# INFORMATION SHOWN

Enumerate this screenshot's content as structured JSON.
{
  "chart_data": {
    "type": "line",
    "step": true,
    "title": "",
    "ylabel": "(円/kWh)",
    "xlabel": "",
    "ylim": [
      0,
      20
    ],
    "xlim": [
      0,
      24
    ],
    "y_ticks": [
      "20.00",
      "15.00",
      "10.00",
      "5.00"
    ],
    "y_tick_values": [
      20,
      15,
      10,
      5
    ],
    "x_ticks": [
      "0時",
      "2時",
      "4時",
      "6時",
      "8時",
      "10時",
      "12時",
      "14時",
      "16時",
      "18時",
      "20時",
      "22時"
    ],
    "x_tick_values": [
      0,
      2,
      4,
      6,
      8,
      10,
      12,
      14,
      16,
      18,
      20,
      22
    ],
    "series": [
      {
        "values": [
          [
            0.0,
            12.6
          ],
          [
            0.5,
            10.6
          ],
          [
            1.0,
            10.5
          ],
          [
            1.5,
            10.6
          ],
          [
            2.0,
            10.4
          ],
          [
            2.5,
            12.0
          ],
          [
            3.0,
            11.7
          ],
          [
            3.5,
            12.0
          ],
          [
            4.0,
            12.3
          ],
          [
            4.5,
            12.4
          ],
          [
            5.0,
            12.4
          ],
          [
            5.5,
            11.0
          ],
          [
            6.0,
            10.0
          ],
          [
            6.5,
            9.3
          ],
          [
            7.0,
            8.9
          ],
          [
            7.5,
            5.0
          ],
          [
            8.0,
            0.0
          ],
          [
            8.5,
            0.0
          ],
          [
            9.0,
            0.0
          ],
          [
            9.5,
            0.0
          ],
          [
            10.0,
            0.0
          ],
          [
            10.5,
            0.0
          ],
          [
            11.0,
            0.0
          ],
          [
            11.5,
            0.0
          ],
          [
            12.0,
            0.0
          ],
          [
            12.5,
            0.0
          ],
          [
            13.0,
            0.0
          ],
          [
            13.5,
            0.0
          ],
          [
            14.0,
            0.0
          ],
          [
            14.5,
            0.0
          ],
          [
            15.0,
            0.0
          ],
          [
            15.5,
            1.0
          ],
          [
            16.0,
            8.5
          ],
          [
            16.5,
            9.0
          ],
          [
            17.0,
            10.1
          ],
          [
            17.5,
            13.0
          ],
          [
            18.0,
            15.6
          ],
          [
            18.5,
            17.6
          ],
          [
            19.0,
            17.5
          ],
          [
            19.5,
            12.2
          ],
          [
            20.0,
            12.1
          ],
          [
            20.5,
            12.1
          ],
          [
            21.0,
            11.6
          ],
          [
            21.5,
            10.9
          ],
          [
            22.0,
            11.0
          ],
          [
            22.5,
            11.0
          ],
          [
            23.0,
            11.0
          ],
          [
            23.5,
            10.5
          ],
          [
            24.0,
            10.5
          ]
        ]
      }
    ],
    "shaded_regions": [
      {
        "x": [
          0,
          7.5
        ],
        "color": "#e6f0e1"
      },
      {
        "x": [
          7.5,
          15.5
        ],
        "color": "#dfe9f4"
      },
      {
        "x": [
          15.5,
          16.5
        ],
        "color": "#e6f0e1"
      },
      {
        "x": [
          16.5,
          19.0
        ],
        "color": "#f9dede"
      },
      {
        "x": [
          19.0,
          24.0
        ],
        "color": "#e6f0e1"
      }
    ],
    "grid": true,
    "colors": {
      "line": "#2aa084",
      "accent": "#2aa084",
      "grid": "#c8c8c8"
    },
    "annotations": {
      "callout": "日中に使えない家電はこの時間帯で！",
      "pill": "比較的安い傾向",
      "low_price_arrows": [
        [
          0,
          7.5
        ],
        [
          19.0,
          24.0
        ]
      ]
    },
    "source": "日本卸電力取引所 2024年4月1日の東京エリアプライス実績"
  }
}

# THE PROBLEM
Every entry in the listing must be retyped exactly.

# RESPONSE BELOW
Enumerate this screenshot's content as structured JSON.
{
  "chart_data": {
    "type": "line",
    "step": true,
    "title": "",
    "ylabel": "(円/kWh)",
    "xlabel": "",
    "ylim": [
      0,
      20
    ],
    "xlim": [
      0,
      24
    ],
    "y_ticks": [
      "20.00",
      "15.00",
      "10.00",
      "5.00"
    ],
    "y_tick_values": [
      20,
      15,
      10,
      5
    ],
    "x_ticks": [
      "0時",
      "2時",
      "4時",
      "6時",
      "8時",
      "10時",
      "12時",
      "14時",
      "16時",
      "18時",
      "20時",
      "22時"
    ],
    "x_tick_values": [
      0,
      2,
      4,
      6,
      8,
      10,
      12,
      14,
      16,
      18,
      20,
      22
    ],
    "series": [
      {
        "values": [
          [
            0.0,
            12.6
          ],
          [
            0.5,
            10.6
          ],
          [
            1.0,
            10.5
          ],
          [
            1.5,
            10.6
          ],
          [
            2.0,
            10.4
          ],
          [
            2.5,
            12.0
          ],
          [
            3.0,
            11.7
          ],
          [
            3.5,
            12.0
          ],
          [
            4.0,
            12.3
          ],
          [
            4.5,
            12.4
          ],
          [
            5.0,
            12.4
          ],
          [
            5.5,
            11.0
          ],
          [
            6.0,
            10.0
          ],
          [
            6.5,
            9.3
          ],
          [
            7.0,
            8.9
          ],
          [
            7.5,
            5.0
          ],
          [
            8.0,
            0.0
          ],
          [
            8.5,
            0.0
          ],
          [
            9.0,
            0.0
          ],
          [
            9.5,
            0.0
          ],
          [
            10.0,
            0.0
          ],
          [
            10.5,
            0.0
          ],
          [
            11.0,
            0.0
          ],
          [
            11.5,
            0.0
          ],
          [
            12.0,
            0.0
          ],
          [
            12.5,
            0.0
          ],
          [
            13.0,
            0.0
          ],
          [
            13.5,
            0.0
          ],
          [
            14.0,
            0.0
          ],
          [
            14.5,
            0.0
          ],
          [
            15.0,
            0.0
          ],
          [
            15.5,
            1.0
          ],
          [
            16.0,
            8.5
          ],
          [
            16.5,
            9.0
          ],
          [
            17.0,
            10.1
          ],
          [
            17.5,
            13.0
          ],
          [
            18.0,
            15.6
          ],
          [
            18.5,
            17.6
          ],
          [
            19.0,
            17.5
          ],
          [
            19.5,
            12.2
          ],
          [
            20.0,
            12.1
          ],
          [
            20.5,
            12.1
          ],
          [
            21.0,
            11.6
          ],
          [
            21.5,
            10.9
          ],
          [
            22.0,
            11.0
          ],
          [
            22.5,
            11.0
          ],
          [
            23.0,
            11.0
          ],
          [
            23.5,
            10.5
          ],
          [
            24.0,
            10.5
          ]
        ]
      }
    ],
    "shaded_regions": [
      {
        "x": [
          0,
          7.5
        ],
        "color": "#e6f0e1"
      },
      {
        "x": [
          7.5,
          15.5
        ],
        "color": "#dfe9f4"
      },
      {
        "x": [
          15.5,
          16.5
        ],
        "color": "#e6f0e1"
      },
      {
        "x": [
          16.5,
          19.0
        ],
        "color": "#f9dede"
      },
      {
        "x": [
          19.0,
          24.0
        ],
        "color": "#e6f0e1"
      }
    ],
    "grid": true,
    "colors": {
      "line": "#2aa084",
      "accent": "#2aa084",
      "grid": "#c8c8c8"
    },
    "annotations": {
      "callout": "日中に使えない家電はこの時間帯で！",
      "pill": "比較的安い傾向",
      "low_price_arrows": [
        [
          0,
          7.5
        ],
        [
          19.0,
          24.0
        ]
      ]
    },
    "source": "日本卸電力取引所 2024年4月1日の東京エリアプライス実績"
  }
}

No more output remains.